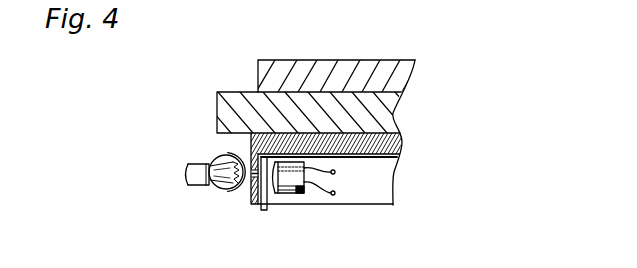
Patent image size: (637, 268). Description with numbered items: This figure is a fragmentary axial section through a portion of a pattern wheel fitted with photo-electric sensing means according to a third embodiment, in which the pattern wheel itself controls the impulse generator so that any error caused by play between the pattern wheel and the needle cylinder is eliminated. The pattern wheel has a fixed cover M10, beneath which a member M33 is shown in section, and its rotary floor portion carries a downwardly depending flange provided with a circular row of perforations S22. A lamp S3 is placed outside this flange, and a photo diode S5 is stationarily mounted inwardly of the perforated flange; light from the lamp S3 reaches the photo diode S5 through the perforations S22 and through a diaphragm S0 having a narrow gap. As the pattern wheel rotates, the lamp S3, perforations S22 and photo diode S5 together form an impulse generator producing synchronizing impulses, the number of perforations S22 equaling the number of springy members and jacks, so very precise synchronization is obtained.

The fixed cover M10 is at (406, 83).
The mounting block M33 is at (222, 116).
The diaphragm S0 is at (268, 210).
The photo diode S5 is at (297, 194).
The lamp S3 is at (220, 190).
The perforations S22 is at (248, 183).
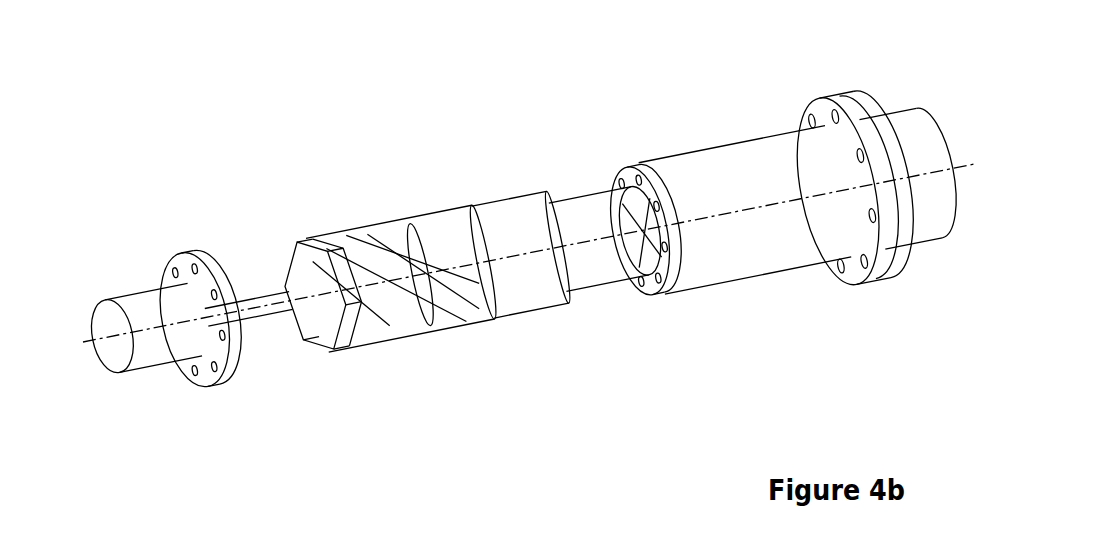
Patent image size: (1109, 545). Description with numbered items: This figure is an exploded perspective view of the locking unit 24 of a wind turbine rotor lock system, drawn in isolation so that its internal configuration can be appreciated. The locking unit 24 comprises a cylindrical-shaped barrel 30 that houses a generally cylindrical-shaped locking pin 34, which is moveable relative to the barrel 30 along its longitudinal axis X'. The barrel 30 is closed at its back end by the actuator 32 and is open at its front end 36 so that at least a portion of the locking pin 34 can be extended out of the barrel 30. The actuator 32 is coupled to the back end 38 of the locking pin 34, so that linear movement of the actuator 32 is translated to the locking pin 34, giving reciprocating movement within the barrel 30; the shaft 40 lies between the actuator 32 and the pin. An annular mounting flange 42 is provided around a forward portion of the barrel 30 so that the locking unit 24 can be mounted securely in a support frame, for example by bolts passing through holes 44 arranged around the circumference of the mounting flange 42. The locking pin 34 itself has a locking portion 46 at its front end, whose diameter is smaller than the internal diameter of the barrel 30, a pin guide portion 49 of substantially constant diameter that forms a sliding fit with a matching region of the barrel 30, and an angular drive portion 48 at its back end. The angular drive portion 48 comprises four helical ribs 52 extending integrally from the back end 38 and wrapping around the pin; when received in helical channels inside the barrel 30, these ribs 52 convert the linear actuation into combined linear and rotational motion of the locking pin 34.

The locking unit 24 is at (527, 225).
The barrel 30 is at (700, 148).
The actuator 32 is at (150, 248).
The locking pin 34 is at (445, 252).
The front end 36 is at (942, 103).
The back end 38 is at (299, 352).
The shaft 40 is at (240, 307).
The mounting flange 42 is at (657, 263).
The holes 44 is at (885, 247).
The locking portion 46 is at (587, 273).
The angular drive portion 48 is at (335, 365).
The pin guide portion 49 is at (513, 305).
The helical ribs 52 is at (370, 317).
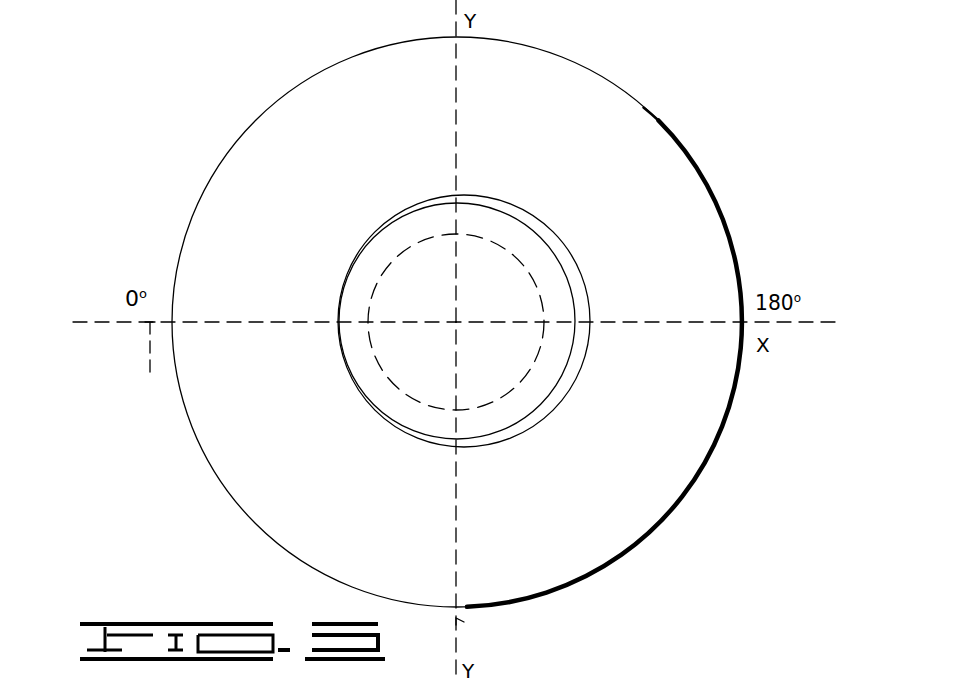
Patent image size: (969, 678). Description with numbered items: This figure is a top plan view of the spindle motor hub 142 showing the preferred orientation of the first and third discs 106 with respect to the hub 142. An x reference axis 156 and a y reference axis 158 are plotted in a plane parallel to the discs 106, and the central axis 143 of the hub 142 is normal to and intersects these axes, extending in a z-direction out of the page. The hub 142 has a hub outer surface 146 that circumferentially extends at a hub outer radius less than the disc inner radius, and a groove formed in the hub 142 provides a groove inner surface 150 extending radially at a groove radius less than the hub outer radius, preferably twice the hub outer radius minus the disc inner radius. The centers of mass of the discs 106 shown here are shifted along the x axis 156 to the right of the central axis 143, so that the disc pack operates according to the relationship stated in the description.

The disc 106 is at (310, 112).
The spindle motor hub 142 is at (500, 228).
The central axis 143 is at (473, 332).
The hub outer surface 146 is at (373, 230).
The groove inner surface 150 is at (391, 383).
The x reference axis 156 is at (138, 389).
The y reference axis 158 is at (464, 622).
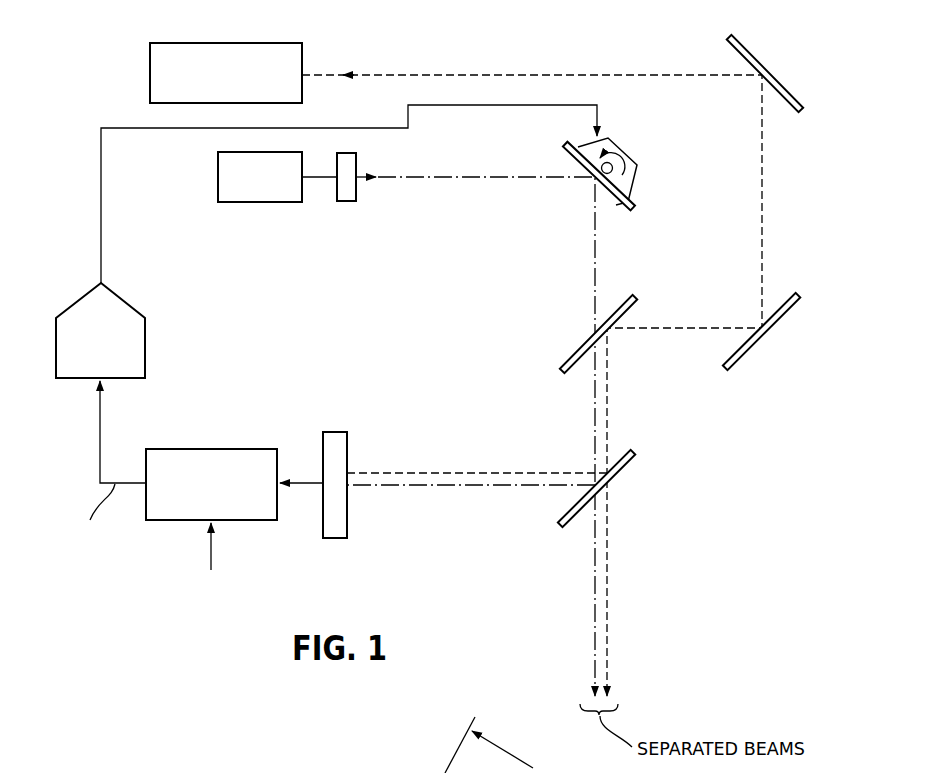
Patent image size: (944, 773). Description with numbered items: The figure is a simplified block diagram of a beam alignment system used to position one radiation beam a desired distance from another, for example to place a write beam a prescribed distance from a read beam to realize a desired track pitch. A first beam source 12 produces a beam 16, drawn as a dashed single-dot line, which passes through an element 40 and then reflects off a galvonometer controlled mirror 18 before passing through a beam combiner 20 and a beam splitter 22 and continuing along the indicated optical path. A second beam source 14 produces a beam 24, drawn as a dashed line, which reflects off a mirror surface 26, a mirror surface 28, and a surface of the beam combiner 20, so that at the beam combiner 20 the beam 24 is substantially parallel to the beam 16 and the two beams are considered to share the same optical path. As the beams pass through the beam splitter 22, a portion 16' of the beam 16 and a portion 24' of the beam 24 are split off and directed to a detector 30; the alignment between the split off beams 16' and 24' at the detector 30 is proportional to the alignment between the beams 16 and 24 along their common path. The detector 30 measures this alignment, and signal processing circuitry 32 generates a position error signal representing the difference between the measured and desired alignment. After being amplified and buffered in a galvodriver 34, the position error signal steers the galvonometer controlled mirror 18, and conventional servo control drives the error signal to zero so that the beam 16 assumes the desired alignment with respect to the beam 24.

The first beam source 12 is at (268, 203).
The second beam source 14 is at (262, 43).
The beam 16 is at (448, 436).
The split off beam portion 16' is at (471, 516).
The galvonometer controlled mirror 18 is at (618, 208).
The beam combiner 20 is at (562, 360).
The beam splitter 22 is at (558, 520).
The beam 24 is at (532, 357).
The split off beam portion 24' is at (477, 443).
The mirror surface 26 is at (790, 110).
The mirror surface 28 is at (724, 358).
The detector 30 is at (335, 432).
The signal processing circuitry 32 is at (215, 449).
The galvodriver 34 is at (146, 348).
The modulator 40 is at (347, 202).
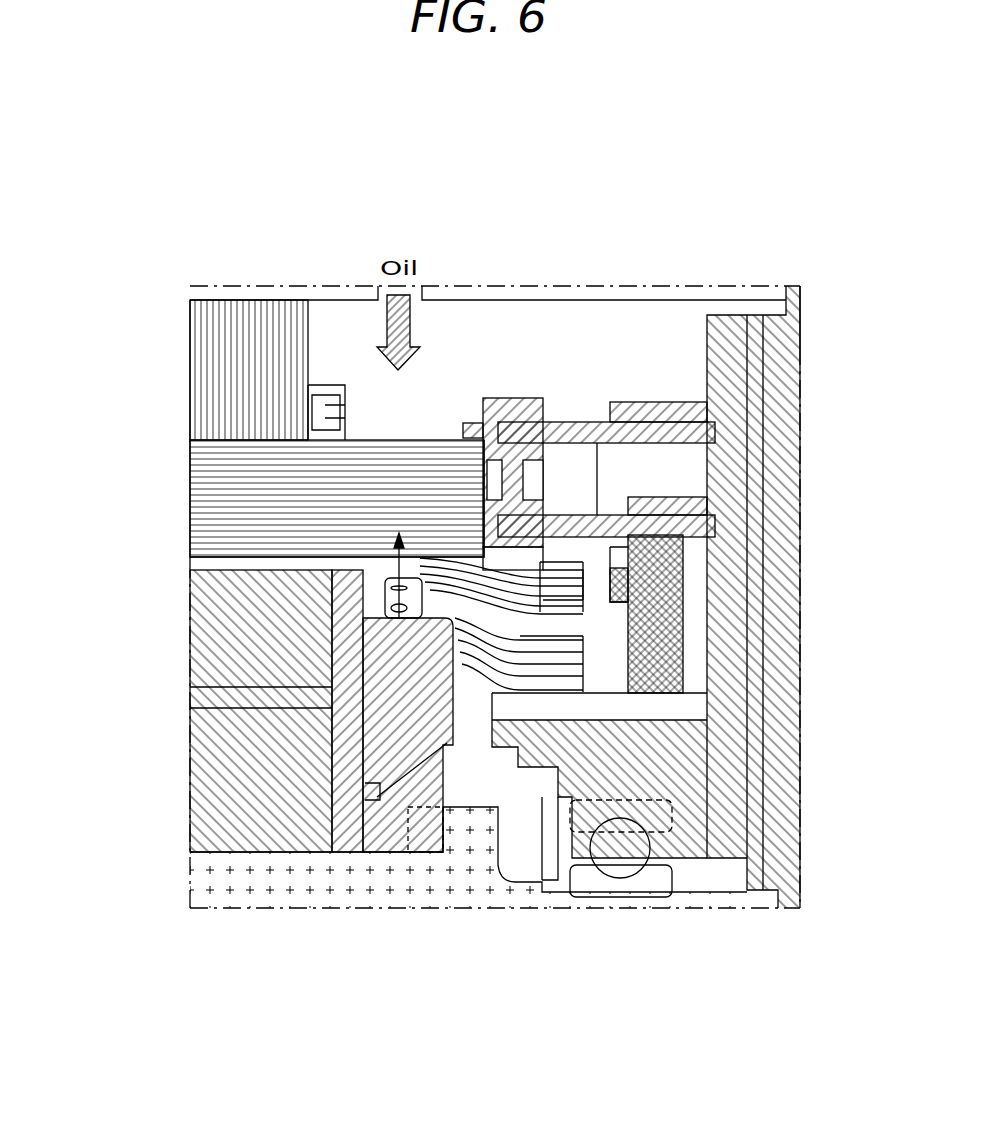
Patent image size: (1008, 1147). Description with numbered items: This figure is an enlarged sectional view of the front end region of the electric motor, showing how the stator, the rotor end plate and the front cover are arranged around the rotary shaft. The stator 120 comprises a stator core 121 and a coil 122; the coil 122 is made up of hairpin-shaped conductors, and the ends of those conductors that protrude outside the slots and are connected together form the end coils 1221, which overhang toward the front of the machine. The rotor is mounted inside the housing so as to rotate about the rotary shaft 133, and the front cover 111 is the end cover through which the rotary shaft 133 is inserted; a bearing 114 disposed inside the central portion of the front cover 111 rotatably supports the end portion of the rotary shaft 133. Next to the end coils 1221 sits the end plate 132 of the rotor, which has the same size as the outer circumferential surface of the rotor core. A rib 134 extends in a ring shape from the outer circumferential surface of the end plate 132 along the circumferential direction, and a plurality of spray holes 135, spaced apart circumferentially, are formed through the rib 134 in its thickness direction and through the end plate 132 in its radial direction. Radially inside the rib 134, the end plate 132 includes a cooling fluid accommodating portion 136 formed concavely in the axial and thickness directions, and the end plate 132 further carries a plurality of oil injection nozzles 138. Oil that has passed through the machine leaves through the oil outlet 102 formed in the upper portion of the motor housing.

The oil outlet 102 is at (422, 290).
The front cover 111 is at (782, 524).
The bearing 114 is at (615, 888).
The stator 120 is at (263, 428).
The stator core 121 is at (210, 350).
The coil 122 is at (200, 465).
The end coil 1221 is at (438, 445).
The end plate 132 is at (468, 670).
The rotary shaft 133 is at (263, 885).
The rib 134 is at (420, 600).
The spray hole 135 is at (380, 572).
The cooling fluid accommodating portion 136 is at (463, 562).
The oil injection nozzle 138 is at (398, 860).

****

- _Exercise prompt_
Could you repeat the whole listing above word for word, leaving out the pictures?

- _Expected answer_
Patent image size: (637, 268). Description with numbered items: This figure is a fragmentary axial section through a portion of a pattern wheel fitted with photo-electric sensing means according to a third embodiment, in which the pattern wheel itself controls the impulse generator so that any error caused by play between the pattern wheel and the needle cylinder is eliminated. The pattern wheel has a fixed cover M10, beneath which a member M33 is shown in section, and its rotary floor portion carries a downwardly depending flange provided with a circular row of perforations S22. A lamp S3 is placed outside this flange, and a photo diode S5 is stationarily mounted inwardly of the perforated flange; light from the lamp S3 reaches the photo diode S5 through the perforations S22 and through a diaphragm S0 having a narrow gap. As the pattern wheel rotates, the lamp S3, perforations S22 and photo diode S5 together form an impulse generator producing synchronizing impulses, the number of perforations S22 equaling the number of springy members and jacks, so very precise synchronization is obtained.

The fixed cover M10 is at (406, 83).
The mounting block M33 is at (222, 116).
The diaphragm S0 is at (268, 210).
The photo diode S5 is at (297, 194).
The lamp S3 is at (220, 190).
The perforations S22 is at (248, 183).
Patent image size: (1109, 545). Description with numbered items: This figure is an exploded perspective view of the locking unit 24 of a wind turbine rotor lock system, drawn in isolation so that its internal configuration can be appreciated. The locking unit 24 comprises a cylindrical-shaped barrel 30 that houses a generally cylindrical-shaped locking pin 34, which is moveable relative to the barrel 30 along its longitudinal axis X'. The barrel 30 is closed at its back end by the actuator 32 and is open at its front end 36 so that at least a portion of the locking pin 34 can be extended out of the barrel 30. The actuator 32 is coupled to the back end 38 of the locking pin 34, so that linear movement of the actuator 32 is translated to the locking pin 34, giving reciprocating movement within the barrel 30; the shaft 40 lies between the actuator 32 and the pin. An annular mounting flange 42 is provided around a forward portion of the barrel 30 so that the locking unit 24 can be mounted securely in a support frame, for example by bolts passing through holes 44 arranged around the circumference of the mounting flange 42. The locking pin 34 itself has a locking portion 46 at its front end, whose diameter is smaller than the internal diameter of the barrel 30, a pin guide portion 49 of substantially constant diameter that forms a sliding fit with a matching region of the barrel 30, and an angular drive portion 48 at its back end. The angular drive portion 48 comprises four helical ribs 52 extending integrally from the back end 38 and wrapping around the pin; when received in helical channels inside the barrel 30, these ribs 52 convert the linear actuation into combined linear and rotational motion of the locking pin 34.

The locking unit 24 is at (527, 225).
The barrel 30 is at (700, 148).
The actuator 32 is at (150, 248).
The locking pin 34 is at (445, 252).
The front end 36 is at (942, 103).
The back end 38 is at (299, 352).
The shaft 40 is at (240, 307).
The mounting flange 42 is at (657, 263).
The holes 44 is at (885, 247).
The locking portion 46 is at (587, 273).
The angular drive portion 48 is at (335, 365).
The pin guide portion 49 is at (513, 305).
The helical ribs 52 is at (370, 317).
Patent image size: (969, 678). Description with numbered items: This figure is a top plan view of the spindle motor hub 142 showing the preferred orientation of the first and third discs 106 with respect to the hub 142. An x reference axis 156 and a y reference axis 158 are plotted in a plane parallel to the discs 106, and the central axis 143 of the hub 142 is normal to and intersects these axes, extending in a z-direction out of the page. The hub 142 has a hub outer surface 146 that circumferentially extends at a hub outer radius less than the disc inner radius, and a groove formed in the hub 142 provides a groove inner surface 150 extending radially at a groove radius less than the hub outer radius, preferably twice the hub outer radius minus the disc inner radius. The centers of mass of the discs 106 shown here are shifted along the x axis 156 to the right of the central axis 143, so that the disc pack operates according to the relationship stated in the description.

The disc 106 is at (310, 112).
The spindle motor hub 142 is at (500, 228).
The central axis 143 is at (473, 332).
The hub outer surface 146 is at (373, 230).
The groove inner surface 150 is at (391, 383).
The x reference axis 156 is at (138, 389).
The y reference axis 158 is at (464, 622).
Patent image size: (944, 773). Description with numbered items: The figure is a simplified block diagram of a beam alignment system used to position one radiation beam a desired distance from another, for example to place a write beam a prescribed distance from a read beam to realize a desired track pitch. A first beam source 12 produces a beam 16, drawn as a dashed single-dot line, which passes through an element 40 and then reflects off a galvonometer controlled mirror 18 before passing through a beam combiner 20 and a beam splitter 22 and continuing along the indicated optical path. A second beam source 14 produces a beam 24, drawn as a dashed line, which reflects off a mirror surface 26, a mirror surface 28, and a surface of the beam combiner 20, so that at the beam combiner 20 the beam 24 is substantially parallel to the beam 16 and the two beams are considered to share the same optical path. As the beams pass through the beam splitter 22, a portion 16' of the beam 16 and a portion 24' of the beam 24 are split off and directed to a detector 30; the alignment between the split off beams 16' and 24' at the detector 30 is proportional to the alignment between the beams 16 and 24 along their common path. The detector 30 measures this alignment, and signal processing circuitry 32 generates a position error signal representing the difference between the measured and desired alignment. After being amplified and buffered in a galvodriver 34, the position error signal steers the galvonometer controlled mirror 18, and conventional servo control drives the error signal to zero so that the beam 16 assumes the desired alignment with respect to the beam 24.

The first beam source 12 is at (268, 203).
The second beam source 14 is at (262, 43).
The beam 16 is at (448, 436).
The split off beam portion 16' is at (471, 516).
The galvonometer controlled mirror 18 is at (618, 208).
The beam combiner 20 is at (562, 360).
The beam splitter 22 is at (558, 520).
The beam 24 is at (532, 357).
The split off beam portion 24' is at (477, 443).
The mirror surface 26 is at (790, 110).
The mirror surface 28 is at (724, 358).
The detector 30 is at (335, 432).
The signal processing circuitry 32 is at (215, 449).
The galvodriver 34 is at (146, 348).
The modulator 40 is at (347, 202).
Patent image size: (1008, 1147). Description with numbered items: This figure is an enlarged sectional view of the front end region of the electric motor, showing how the stator, the rotor end plate and the front cover are arranged around the rotary shaft. The stator 120 comprises a stator core 121 and a coil 122; the coil 122 is made up of hairpin-shaped conductors, and the ends of those conductors that protrude outside the slots and are connected together form the end coils 1221, which overhang toward the front of the machine. The rotor is mounted inside the housing so as to rotate about the rotary shaft 133, and the front cover 111 is the end cover through which the rotary shaft 133 is inserted; a bearing 114 disposed inside the central portion of the front cover 111 rotatably supports the end portion of the rotary shaft 133. Next to the end coils 1221 sits the end plate 132 of the rotor, which has the same size as the outer circumferential surface of the rotor core. A rib 134 extends in a ring shape from the outer circumferential surface of the end plate 132 along the circumferential direction, and a plurality of spray holes 135, spaced apart circumferentially, are formed through the rib 134 in its thickness direction and through the end plate 132 in its radial direction. Radially inside the rib 134, the end plate 132 includes a cooling fluid accommodating portion 136 formed concavely in the axial and thickness directions, and the end plate 132 further carries a plurality of oil injection nozzles 138. Oil that has passed through the machine leaves through the oil outlet 102 formed in the upper portion of the motor housing.

The oil outlet 102 is at (422, 290).
The front cover 111 is at (782, 524).
The bearing 114 is at (615, 888).
The stator 120 is at (263, 428).
The stator core 121 is at (210, 350).
The coil 122 is at (200, 465).
The end coil 1221 is at (438, 445).
The end plate 132 is at (468, 670).
The rotary shaft 133 is at (263, 885).
The rib 134 is at (420, 600).
The spray hole 135 is at (380, 572).
The cooling fluid accommodating portion 136 is at (463, 562).
The oil injection nozzle 138 is at (398, 860).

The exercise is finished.